■ SHORT PROBLEM ■
Would you quote the material below in full and unchanged?

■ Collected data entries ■
** begin **
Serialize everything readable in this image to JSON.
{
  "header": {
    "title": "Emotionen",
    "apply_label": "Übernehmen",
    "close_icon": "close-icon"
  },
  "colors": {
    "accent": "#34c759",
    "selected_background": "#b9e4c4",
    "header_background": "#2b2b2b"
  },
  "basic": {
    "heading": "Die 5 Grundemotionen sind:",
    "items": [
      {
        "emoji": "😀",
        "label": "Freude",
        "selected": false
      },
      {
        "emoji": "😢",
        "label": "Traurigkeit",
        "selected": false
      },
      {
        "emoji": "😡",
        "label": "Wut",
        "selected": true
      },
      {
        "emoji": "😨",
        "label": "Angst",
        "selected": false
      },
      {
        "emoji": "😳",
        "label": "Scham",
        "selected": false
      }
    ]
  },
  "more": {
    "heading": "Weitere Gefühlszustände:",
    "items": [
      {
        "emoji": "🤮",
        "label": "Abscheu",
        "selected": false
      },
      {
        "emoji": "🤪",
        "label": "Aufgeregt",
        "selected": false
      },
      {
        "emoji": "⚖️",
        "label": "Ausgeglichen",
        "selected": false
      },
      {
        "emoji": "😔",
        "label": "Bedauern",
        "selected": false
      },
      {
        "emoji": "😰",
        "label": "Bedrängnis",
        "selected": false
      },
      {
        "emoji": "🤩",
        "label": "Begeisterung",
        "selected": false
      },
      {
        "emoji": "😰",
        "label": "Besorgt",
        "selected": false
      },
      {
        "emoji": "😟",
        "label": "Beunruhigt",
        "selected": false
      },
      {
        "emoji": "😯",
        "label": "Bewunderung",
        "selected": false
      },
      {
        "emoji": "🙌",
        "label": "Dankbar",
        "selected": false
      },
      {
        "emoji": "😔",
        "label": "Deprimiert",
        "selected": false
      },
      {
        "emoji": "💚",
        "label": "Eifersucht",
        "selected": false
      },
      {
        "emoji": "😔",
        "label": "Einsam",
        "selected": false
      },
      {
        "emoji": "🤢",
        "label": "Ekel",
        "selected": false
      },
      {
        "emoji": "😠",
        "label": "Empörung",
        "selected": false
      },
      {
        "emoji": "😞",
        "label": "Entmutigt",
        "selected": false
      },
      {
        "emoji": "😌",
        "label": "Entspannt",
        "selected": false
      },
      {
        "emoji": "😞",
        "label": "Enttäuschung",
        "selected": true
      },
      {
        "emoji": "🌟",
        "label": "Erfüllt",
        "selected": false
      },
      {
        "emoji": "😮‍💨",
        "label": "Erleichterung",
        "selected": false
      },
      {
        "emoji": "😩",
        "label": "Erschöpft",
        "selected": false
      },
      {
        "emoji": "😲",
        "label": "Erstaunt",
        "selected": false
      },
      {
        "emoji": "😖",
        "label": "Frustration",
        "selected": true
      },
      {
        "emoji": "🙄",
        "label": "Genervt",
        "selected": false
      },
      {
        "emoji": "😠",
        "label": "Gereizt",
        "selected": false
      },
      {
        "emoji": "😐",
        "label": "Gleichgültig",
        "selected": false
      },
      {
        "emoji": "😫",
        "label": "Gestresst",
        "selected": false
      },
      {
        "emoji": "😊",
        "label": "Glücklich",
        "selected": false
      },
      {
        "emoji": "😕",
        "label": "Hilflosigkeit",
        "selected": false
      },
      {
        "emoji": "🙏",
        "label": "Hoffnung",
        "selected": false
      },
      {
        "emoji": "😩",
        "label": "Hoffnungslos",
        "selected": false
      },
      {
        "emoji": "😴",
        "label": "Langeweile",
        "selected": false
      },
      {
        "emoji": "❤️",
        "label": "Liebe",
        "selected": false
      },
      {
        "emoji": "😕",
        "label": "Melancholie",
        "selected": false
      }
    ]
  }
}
** end **
■ ANSWER IN FULL ■
Serialize everything readable in this image to JSON.
{
  "header": {
    "title": "Emotionen",
    "apply_label": "Übernehmen",
    "close_icon": "close-icon"
  },
  "colors": {
    "accent": "#34c759",
    "selected_background": "#b9e4c4",
    "header_background": "#2b2b2b"
  },
  "basic": {
    "heading": "Die 5 Grundemotionen sind:",
    "items": [
      {
        "emoji": "😀",
        "label": "Freude",
        "selected": false
      },
      {
        "emoji": "😢",
        "label": "Traurigkeit",
        "selected": false
      },
      {
        "emoji": "😡",
        "label": "Wut",
        "selected": true
      },
      {
        "emoji": "😨",
        "label": "Angst",
        "selected": false
      },
      {
        "emoji": "😳",
        "label": "Scham",
        "selected": false
      }
    ]
  },
  "more": {
    "heading": "Weitere Gefühlszustände:",
    "items": [
      {
        "emoji": "🤮",
        "label": "Abscheu",
        "selected": false
      },
      {
        "emoji": "🤪",
        "label": "Aufgeregt",
        "selected": false
      },
      {
        "emoji": "⚖️",
        "label": "Ausgeglichen",
        "selected": false
      },
      {
        "emoji": "😔",
        "label": "Bedauern",
        "selected": false
      },
      {
        "emoji": "😰",
        "label": "Bedrängnis",
        "selected": false
      },
      {
        "emoji": "🤩",
        "label": "Begeisterung",
        "selected": false
      },
      {
        "emoji": "😰",
        "label": "Besorgt",
        "selected": false
      },
      {
        "emoji": "😟",
        "label": "Beunruhigt",
        "selected": false
      },
      {
        "emoji": "😯",
        "label": "Bewunderung",
        "selected": false
      },
      {
        "emoji": "🙌",
        "label": "Dankbar",
        "selected": false
      },
      {
        "emoji": "😔",
        "label": "Deprimiert",
        "selected": false
      },
      {
        "emoji": "💚",
        "label": "Eifersucht",
        "selected": false
      },
      {
        "emoji": "😔",
        "label": "Einsam",
        "selected": false
      },
      {
        "emoji": "🤢",
        "label": "Ekel",
        "selected": false
      },
      {
        "emoji": "😠",
        "label": "Empörung",
        "selected": false
      },
      {
        "emoji": "😞",
        "label": "Entmutigt",
        "selected": false
      },
      {
        "emoji": "😌",
        "label": "Entspannt",
        "selected": false
      },
      {
        "emoji": "😞",
        "label": "Enttäuschung",
        "selected": true
      },
      {
        "emoji": "🌟",
        "label": "Erfüllt",
        "selected": false
      },
      {
        "emoji": "😮‍💨",
        "label": "Erleichterung",
        "selected": false
      },
      {
        "emoji": "😩",
        "label": "Erschöpft",
        "selected": false
      },
      {
        "emoji": "😲",
        "label": "Erstaunt",
        "selected": false
      },
      {
        "emoji": "😖",
        "label": "Frustration",
        "selected": true
      },
      {
        "emoji": "🙄",
        "label": "Genervt",
        "selected": false
      },
      {
        "emoji": "😠",
        "label": "Gereizt",
        "selected": false
      },
      {
        "emoji": "😐",
        "label": "Gleichgültig",
        "selected": false
      },
      {
        "emoji": "😫",
        "label": "Gestresst",
        "selected": false
      },
      {
        "emoji": "😊",
        "label": "Glücklich",
        "selected": false
      },
      {
        "emoji": "😕",
        "label": "Hilflosigkeit",
        "selected": false
      },
      {
        "emoji": "🙏",
        "label": "Hoffnung",
        "selected": false
      },
      {
        "emoji": "😩",
        "label": "Hoffnungslos",
        "selected": false
      },
      {
        "emoji": "😴",
        "label": "Langeweile",
        "selected": false
      },
      {
        "emoji": "❤️",
        "label": "Liebe",
        "selected": false
      },
      {
        "emoji": "😕",
        "label": "Melancholie",
        "selected": false
      }
    ]
  }
}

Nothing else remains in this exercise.